## [REQUIRED WORK]
In the data below, find every line that has the string "description", and copy it.

◆ ◆ ◆

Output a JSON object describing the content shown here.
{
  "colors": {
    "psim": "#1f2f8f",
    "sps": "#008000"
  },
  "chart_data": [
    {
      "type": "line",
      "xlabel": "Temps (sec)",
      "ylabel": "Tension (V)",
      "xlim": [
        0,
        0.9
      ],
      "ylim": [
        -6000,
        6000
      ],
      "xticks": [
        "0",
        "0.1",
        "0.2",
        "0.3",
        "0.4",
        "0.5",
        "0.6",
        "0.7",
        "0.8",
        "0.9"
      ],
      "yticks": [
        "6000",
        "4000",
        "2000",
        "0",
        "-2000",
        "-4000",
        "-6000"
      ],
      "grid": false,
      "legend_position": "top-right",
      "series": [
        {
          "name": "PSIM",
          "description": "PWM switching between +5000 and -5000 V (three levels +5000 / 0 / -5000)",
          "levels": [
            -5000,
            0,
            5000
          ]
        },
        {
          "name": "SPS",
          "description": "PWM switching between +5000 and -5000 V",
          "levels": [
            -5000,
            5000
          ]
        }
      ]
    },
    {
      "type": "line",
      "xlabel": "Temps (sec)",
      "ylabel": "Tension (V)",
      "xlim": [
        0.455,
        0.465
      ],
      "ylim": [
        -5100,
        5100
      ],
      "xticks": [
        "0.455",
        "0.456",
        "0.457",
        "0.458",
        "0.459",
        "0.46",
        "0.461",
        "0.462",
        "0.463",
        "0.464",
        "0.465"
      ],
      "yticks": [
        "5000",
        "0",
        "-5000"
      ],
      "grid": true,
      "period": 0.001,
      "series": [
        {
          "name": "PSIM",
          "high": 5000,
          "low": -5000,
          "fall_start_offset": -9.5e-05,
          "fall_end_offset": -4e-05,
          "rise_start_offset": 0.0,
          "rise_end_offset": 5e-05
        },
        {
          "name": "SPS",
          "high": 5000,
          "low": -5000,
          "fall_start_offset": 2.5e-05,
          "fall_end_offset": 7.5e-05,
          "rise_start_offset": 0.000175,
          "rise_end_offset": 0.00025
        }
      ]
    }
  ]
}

◆ ◆ ◆

## [FINAL RESULT]
          "description": "PWM switching between +5000 and -5000 V (three levels +5000 / 0 / -5000)",
          "description": "PWM switching between +5000 and -5000 V",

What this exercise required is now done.